##### Data shown #####

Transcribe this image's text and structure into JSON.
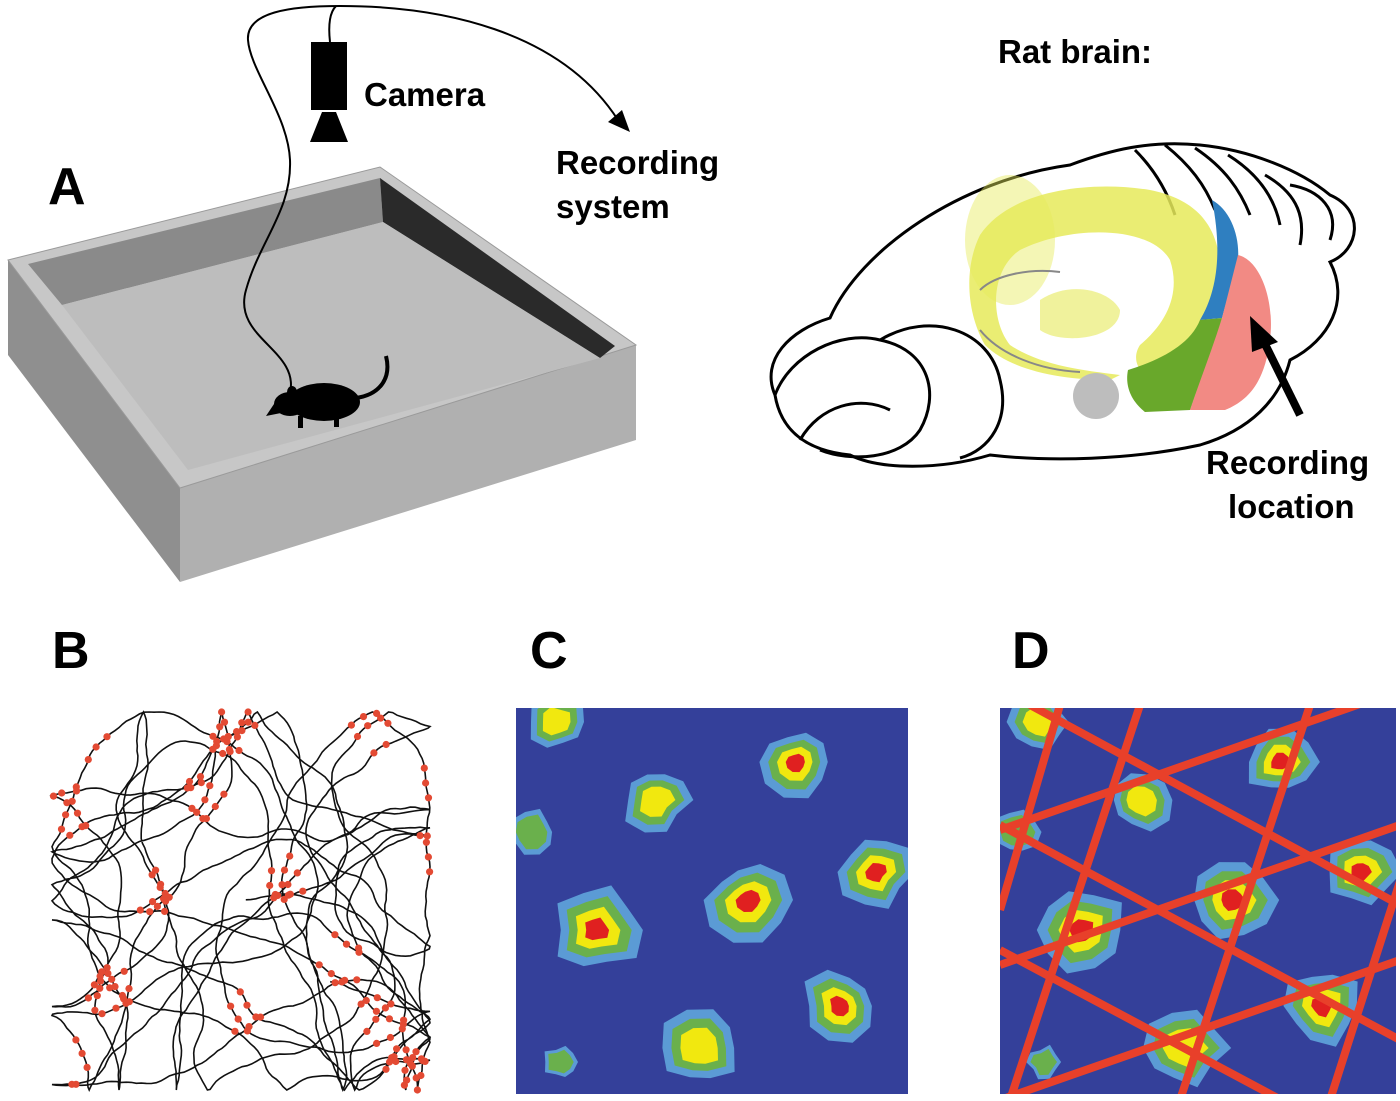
{
  "panels": {
    "a": {
      "letter": "A"
    },
    "b": {
      "letter": "B"
    },
    "c": {
      "letter": "C"
    },
    "d": {
      "letter": "D"
    }
  },
  "labels": {
    "camera": "Camera",
    "recording_system": [
      "Recording",
      "system"
    ],
    "rat_brain": "Rat brain:",
    "recording_location": [
      "Recording",
      "location"
    ]
  },
  "colors": {
    "arena_floor": "#bdbdbd",
    "arena_wall": "#a9a9a9",
    "trajectory": "#111111",
    "spike": "#e34a33",
    "map_background": "#34409a",
    "field_low": "#5b9bd5",
    "field_mid": "#6ab04c",
    "field_high": "#f1e80f",
    "field_peak": "#e02020",
    "grid_line": "#e8402a",
    "hippocampus": "#e6ea5a",
    "region_blue": "#2f7fc0",
    "region_green": "#69a82b",
    "region_pink": "#f28a84"
  }
}
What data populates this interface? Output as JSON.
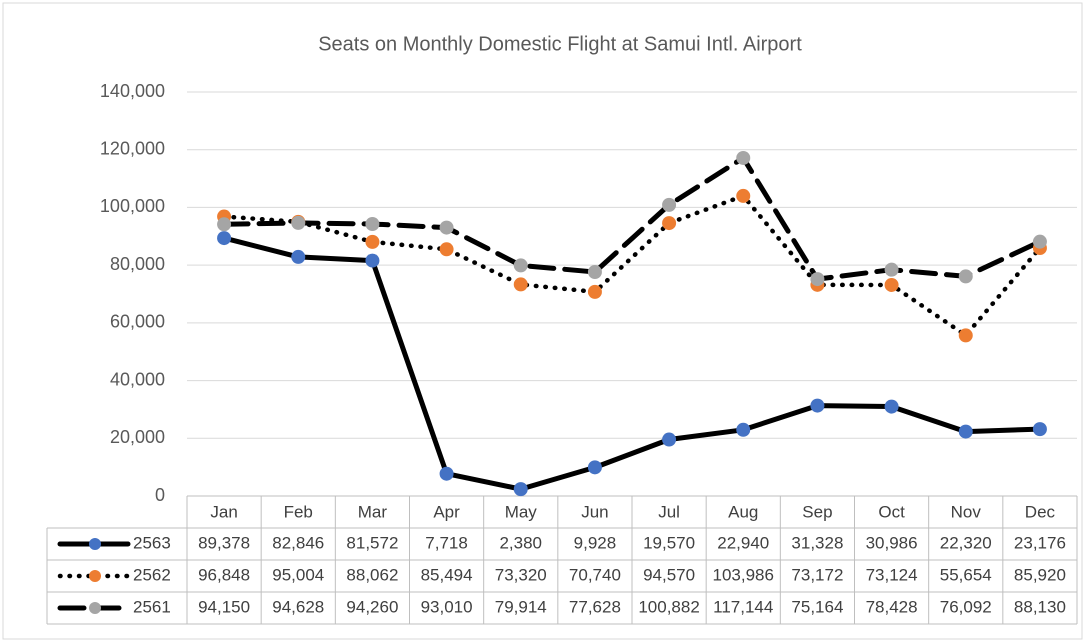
{
  "chart_data": {
    "type": "line",
    "title": "Seats on Monthly Domestic Flight at Samui Intl.  Airport",
    "categories": [
      "Jan",
      "Feb",
      "Mar",
      "Apr",
      "May",
      "Jun",
      "Jul",
      "Aug",
      "Sep",
      "Oct",
      "Nov",
      "Dec"
    ],
    "ylim": [
      0,
      140000
    ],
    "yticks": [
      0,
      {
        "value": 20000,
        "label": "20,000"
      },
      {
        "value": 40000,
        "label": "40,000"
      },
      {
        "value": 60000,
        "label": "60,000"
      },
      {
        "value": 80000,
        "label": "80,000"
      },
      {
        "value": 100000,
        "label": "100,000"
      },
      {
        "value": 120000,
        "label": "120,000"
      },
      {
        "value": 140000,
        "label": "140,000"
      }
    ],
    "grid": true,
    "line_color": "#000000",
    "series": [
      {
        "name": "2563",
        "color": "#4472c4",
        "line_style": "solid",
        "values": [
          89378,
          82846,
          81572,
          7718,
          2380,
          9928,
          19570,
          22940,
          31328,
          30986,
          22320,
          23176
        ],
        "value_labels": [
          "89,378",
          "82,846",
          "81,572",
          "7,718",
          "2,380",
          "9,928",
          "19,570",
          "22,940",
          "31,328",
          "30,986",
          "22,320",
          "23,176"
        ]
      },
      {
        "name": "2562",
        "color": "#ed7d31",
        "line_style": "dotted",
        "values": [
          96848,
          95004,
          88062,
          85494,
          73320,
          70740,
          94570,
          103986,
          73172,
          73124,
          55654,
          85920
        ],
        "value_labels": [
          "96,848",
          "95,004",
          "88,062",
          "85,494",
          "73,320",
          "70,740",
          "94,570",
          "103,986",
          "73,172",
          "73,124",
          "55,654",
          "85,920"
        ]
      },
      {
        "name": "2561",
        "color": "#a5a5a5",
        "line_style": "dashed",
        "values": [
          94150,
          94628,
          94260,
          93010,
          79914,
          77628,
          100882,
          117144,
          75164,
          78428,
          76092,
          88130
        ],
        "value_labels": [
          "94,150",
          "94,628",
          "94,260",
          "93,010",
          "79,914",
          "77,628",
          "100,882",
          "117,144",
          "75,164",
          "78,428",
          "76,092",
          "88,130"
        ]
      }
    ]
  }
}
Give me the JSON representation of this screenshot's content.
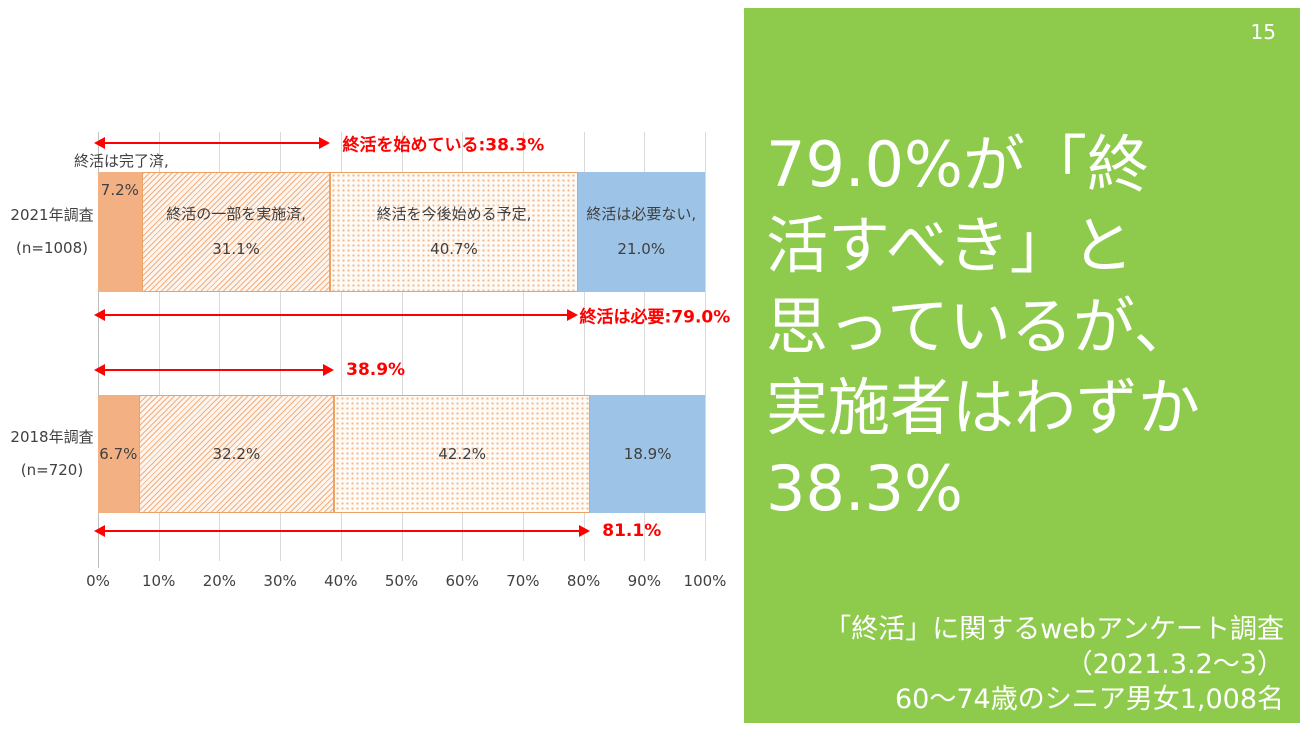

#####

» Task:
Give every line above again exactly, with no pictures.

» Result:
Transcribe this image's text and structure into JSON.
{
  "panels": {
    "a": {
      "letter": "A"
    },
    "b": {
      "letter": "B"
    },
    "c": {
      "letter": "C"
    },
    "d": {
      "letter": "D"
    }
  },
  "labels": {
    "camera": "Camera",
    "recording_system": [
      "Recording",
      "system"
    ],
    "rat_brain": "Rat brain:",
    "recording_location": [
      "Recording",
      "location"
    ]
  },
  "colors": {
    "arena_floor": "#bdbdbd",
    "arena_wall": "#a9a9a9",
    "trajectory": "#111111",
    "spike": "#e34a33",
    "map_background": "#34409a",
    "field_low": "#5b9bd5",
    "field_mid": "#6ab04c",
    "field_high": "#f1e80f",
    "field_peak": "#e02020",
    "grid_line": "#e8402a",
    "hippocampus": "#e6ea5a",
    "region_blue": "#2f7fc0",
    "region_green": "#69a82b",
    "region_pink": "#f28a84"
  }
}
What data populates this interface? Output as JSON.
{
  "chart_data": {
    "type": "line",
    "title": "Seats on Monthly Domestic Flight at Samui Intl.  Airport",
    "categories": [
      "Jan",
      "Feb",
      "Mar",
      "Apr",
      "May",
      "Jun",
      "Jul",
      "Aug",
      "Sep",
      "Oct",
      "Nov",
      "Dec"
    ],
    "ylim": [
      0,
      140000
    ],
    "yticks": [
      0,
      {
        "value": 20000,
        "label": "20,000"
      },
      {
        "value": 40000,
        "label": "40,000"
      },
      {
        "value": 60000,
        "label": "60,000"
      },
      {
        "value": 80000,
        "label": "80,000"
      },
      {
        "value": 100000,
        "label": "100,000"
      },
      {
        "value": 120000,
        "label": "120,000"
      },
      {
        "value": 140000,
        "label": "140,000"
      }
    ],
    "grid": true,
    "line_color": "#000000",
    "series": [
      {
        "name": "2563",
        "color": "#4472c4",
        "line_style": "solid",
        "values": [
          89378,
          82846,
          81572,
          7718,
          2380,
          9928,
          19570,
          22940,
          31328,
          30986,
          22320,
          23176
        ],
        "value_labels": [
          "89,378",
          "82,846",
          "81,572",
          "7,718",
          "2,380",
          "9,928",
          "19,570",
          "22,940",
          "31,328",
          "30,986",
          "22,320",
          "23,176"
        ]
      },
      {
        "name": "2562",
        "color": "#ed7d31",
        "line_style": "dotted",
        "values": [
          96848,
          95004,
          88062,
          85494,
          73320,
          70740,
          94570,
          103986,
          73172,
          73124,
          55654,
          85920
        ],
        "value_labels": [
          "96,848",
          "95,004",
          "88,062",
          "85,494",
          "73,320",
          "70,740",
          "94,570",
          "103,986",
          "73,172",
          "73,124",
          "55,654",
          "85,920"
        ]
      },
      {
        "name": "2561",
        "color": "#a5a5a5",
        "line_style": "dashed",
        "values": [
          94150,
          94628,
          94260,
          93010,
          79914,
          77628,
          100882,
          117144,
          75164,
          78428,
          76092,
          88130
        ],
        "value_labels": [
          "94,150",
          "94,628",
          "94,260",
          "93,010",
          "79,914",
          "77,628",
          "100,882",
          "117,144",
          "75,164",
          "78,428",
          "76,092",
          "88,130"
        ]
      }
    ]
  }
}
Give me the JSON representation of this screenshot's content.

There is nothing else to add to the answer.